━━━ PROVIDED INFORMATION ━━━

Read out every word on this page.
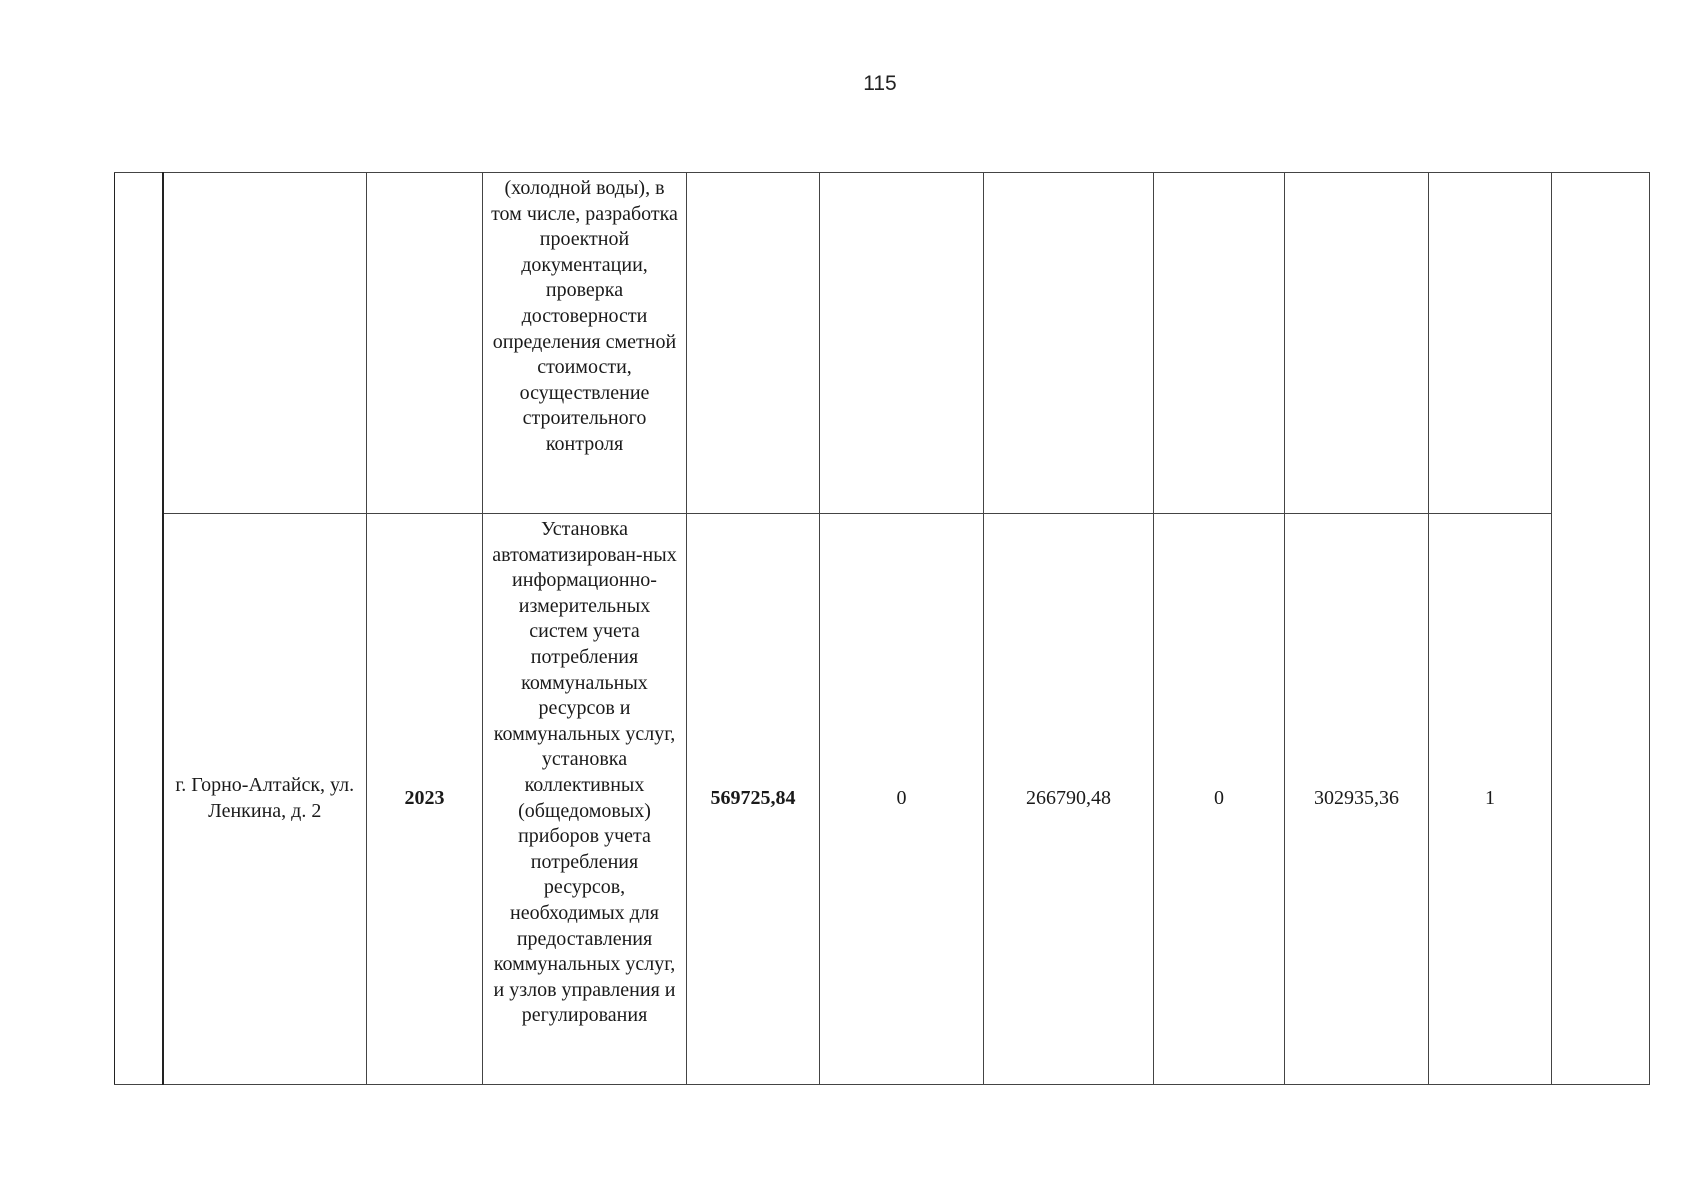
115
			(холодной воды), в том числе, разработка проектной документации, проверка достоверности определения сметной стоимости, осуществление строительного контроля							
	г. Горно-Алтайск, ул. Ленкина, д. 2	2023	Установка автоматизирован-ных информационно-измерительных систем учета потребления коммунальных ресурсов и коммунальных услуг, установка коллективных (общедомовых) приборов учета потребления ресурсов, необходимых для предоставления коммунальных услуг, и узлов управления и регулирования	569725,84	0	266790,48	0	302935,36	1	
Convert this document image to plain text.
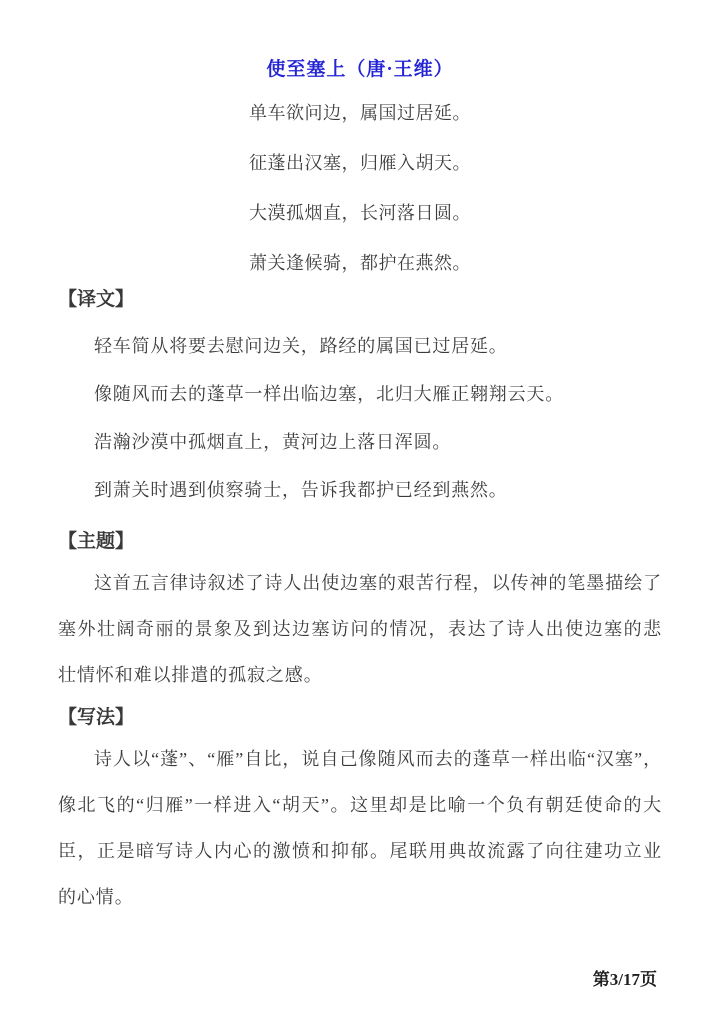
使至塞上（唐·王维）

单车欲问边，属国过居延。

征蓬出汉塞，归雁入胡天。

大漠孤烟直，长河落日圆。

萧关逢候骑，都护在燕然。

【译文】

轻车简从将要去慰问边关，路经的属国已过居延。

像随风而去的蓬草一样出临边塞，北归大雁正翱翔云天。

浩瀚沙漠中孤烟直上，黄河边上落日浑圆。

到萧关时遇到侦察骑士，告诉我都护已经到燕然。

【主题】

这首五言律诗叙述了诗人出使边塞的艰苦行程，以传神的笔墨描绘了塞外壮阔奇丽的景象及到达边塞访问的情况，表达了诗人出使边塞的悲壮情怀和难以排遣的孤寂之感。

【写法】

诗人以“蓬”、“雁”自比，说自己像随风而去的蓬草一样出临“汉塞”，像北飞的“归雁”一样进入“胡天”。这里却是比喻一个负有朝廷使命的大臣，正是暗写诗人内心的激愤和抑郁。尾联用典故流露了向往建功立业的心情。

第3/17页
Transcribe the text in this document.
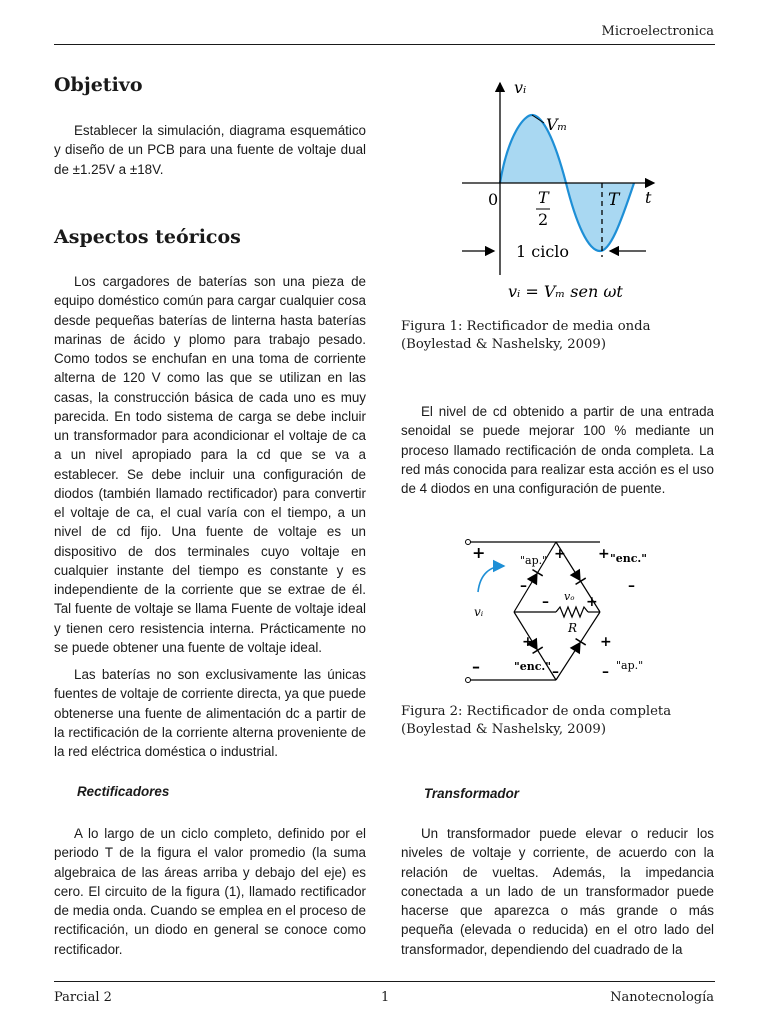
Microelectronica
Objetivo
Establecer la simulación, diagrama esquemático y diseño de un PCB para una fuente de voltaje dual de ±1.25V a ±18V.
Aspectos teóricos

Los cargadores de baterías son una pieza de equipo doméstico común para cargar cualquier cosa desde pequeñas baterías de linterna hasta baterías marinas de ácido y plomo para trabajo pesado. Como todos se enchufan en una toma de corriente alterna de 120 V como las que se utilizan en las casas, la construcción básica de cada uno es muy parecida. En todo sistema de carga se debe incluir un transformador para acondicionar el voltaje de ca a un nivel apropiado para la cd que se va a establecer. Se debe incluir una configuración de diodos (también llamado rectificador) para convertir el voltaje de ca, el cual varía con el tiempo, a un nivel de cd fijo. Una fuente de voltaje es un dispositivo de dos terminales cuyo voltaje en cualquier instante del tiempo es constante y es independiente de la corriente que se extrae de él. Tal fuente de voltaje se llama Fuente de voltaje ideal y tienen cero resistencia interna. Prácticamente no se puede obtener una fuente de voltaje ideal.

Las baterías no son exclusivamente las únicas fuentes de voltaje de corriente directa, ya que puede obtenerse una fuente de alimentación dc a partir de la rectificación de la corriente alterna proveniente de la red eléctrica doméstica o industrial.

Rectificadores
A lo largo de un ciclo completo, definido por el periodo T de la figura el valor promedio (la suma algebraica de las áreas arriba y debajo del eje) es cero. El circuito de la figura (1), llamado rectificador de media onda. Cuando se emplea en el proceso de rectificación, un diodo en general se conoce como rectificador.
vᵢ
Vₘ
0 T
2
T t
1 ciclo
vᵢ = Vₘ sen ωt
Figura 1: Rectificador de media onda (Boylestad & Nashelsky, 2009)
El nivel de cd obtenido a partir de una entrada senoidal se puede mejorar 100 % mediante un proceso llamado rectificación de onda completa. La red más conocida para realizar esta acción es el uso de 4 diodos en una configuración de puente.
+
–
vᵢ
"ap."	"enc."
"enc."	"ap."
+
–
+
–
+
–
+
–
– vₒ +
R
Figura 2: Rectificador de onda completa (Boylestad & Nashelsky, 2009)
Transformador
Un transformador puede elevar o reducir los niveles de voltaje y corriente, de acuerdo con la relación de vueltas. Además, la impedancia conectada a un lado de un transformador puede hacerse que aparezca o más grande o más pequeña (elevada o reducida) en el otro lado del transformador, dependiendo del cuadrado de la
Parcial 2	1	Nanotecnología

━━━

AIM OF THE EXERCISE -> Copy the records exactly. Skip the pictures.

ANSWER ->
Read out every word on this page.
115
			(холодной воды), в том числе, разработка проектной документации, проверка достоверности определения сметной стоимости, осуществление строительного контроля							
	г. Горно-Алтайск, ул. Ленкина, д. 2	2023	Установка автоматизирован-ных информационно-измерительных систем учета потребления коммунальных ресурсов и коммунальных услуг, установка коллективных (общедомовых) приборов учета потребления ресурсов, необходимых для предоставления коммунальных услуг, и узлов управления и регулирования	569725,84	0	266790,48	0	302935,36	1	
Convert this document image to plain text.
使至塞上（唐·王维）

单车欲问边，属国过居延。

征蓬出汉塞，归雁入胡天。

大漠孤烟直，长河落日圆。

萧关逢候骑，都护在燕然。

【译文】

轻车简从将要去慰问边关，路经的属国已过居延。

像随风而去的蓬草一样出临边塞，北归大雁正翱翔云天。

浩瀚沙漠中孤烟直上，黄河边上落日浑圆。

到萧关时遇到侦察骑士，告诉我都护已经到燕然。

【主题】

这首五言律诗叙述了诗人出使边塞的艰苦行程，以传神的笔墨描绘了塞外壮阔奇丽的景象及到达边塞访问的情况，表达了诗人出使边塞的悲壮情怀和难以排遣的孤寂之感。

【写法】

诗人以“蓬”、“雁”自比，说自己像随风而去的蓬草一样出临“汉塞”，像北飞的“归雁”一样进入“胡天”。这里却是比喻一个负有朝廷使命的大臣，正是暗写诗人内心的激愤和抑郁。尾联用典故流露了向往建功立业的心情。

第3/17页
Transcribe the text in this document.
Microelectronica
Objetivo
Establecer la simulación, diagrama esquemático y diseño de un PCB para una fuente de voltaje dual de ±1.25V a ±18V.
Aspectos teóricos

Los cargadores de baterías son una pieza de equipo doméstico común para cargar cualquier cosa desde pequeñas baterías de linterna hasta baterías marinas de ácido y plomo para trabajo pesado. Como todos se enchufan en una toma de corriente alterna de 120 V como las que se utilizan en las casas, la construcción básica de cada uno es muy parecida. En todo sistema de carga se debe incluir un transformador para acondicionar el voltaje de ca a un nivel apropiado para la cd que se va a establecer. Se debe incluir una configuración de diodos (también llamado rectificador) para convertir el voltaje de ca, el cual varía con el tiempo, a un nivel de cd fijo. Una fuente de voltaje es un dispositivo de dos terminales cuyo voltaje en cualquier instante del tiempo es constante y es independiente de la corriente que se extrae de él. Tal fuente de voltaje se llama Fuente de voltaje ideal y tienen cero resistencia interna. Prácticamente no se puede obtener una fuente de voltaje ideal.

Las baterías no son exclusivamente las únicas fuentes de voltaje de corriente directa, ya que puede obtenerse una fuente de alimentación dc a partir de la rectificación de la corriente alterna proveniente de la red eléctrica doméstica o industrial.

Rectificadores
A lo largo de un ciclo completo, definido por el periodo T de la figura el valor promedio (la suma algebraica de las áreas arriba y debajo del eje) es cero. El circuito de la figura (1), llamado rectificador de media onda. Cuando se emplea en el proceso de rectificación, un diodo en general se conoce como rectificador.
vᵢ
Vₘ
0 T
2
T t
1 ciclo
vᵢ = Vₘ sen ωt
Figura 1: Rectificador de media onda (Boylestad & Nashelsky, 2009)
El nivel de cd obtenido a partir de una entrada senoidal se puede mejorar 100 % mediante un proceso llamado rectificación de onda completa. La red más conocida para realizar esta acción es el uso de 4 diodos en una configuración de puente.
+
–
vᵢ
"ap."	"enc."
"enc."	"ap."
+
–
+
–
+
–
+
–
– vₒ +
R
Figura 2: Rectificador de onda completa (Boylestad & Nashelsky, 2009)
Transformador
Un transformador puede elevar o reducir los niveles de voltaje y corriente, de acuerdo con la relación de vueltas. Además, la impedancia conectada a un lado de un transformador puede hacerse que aparezca o más grande o más pequeña (elevada o reducida) en el otro lado del transformador, dependiendo del cuadrado de la
Parcial 2	1	Nanotecnología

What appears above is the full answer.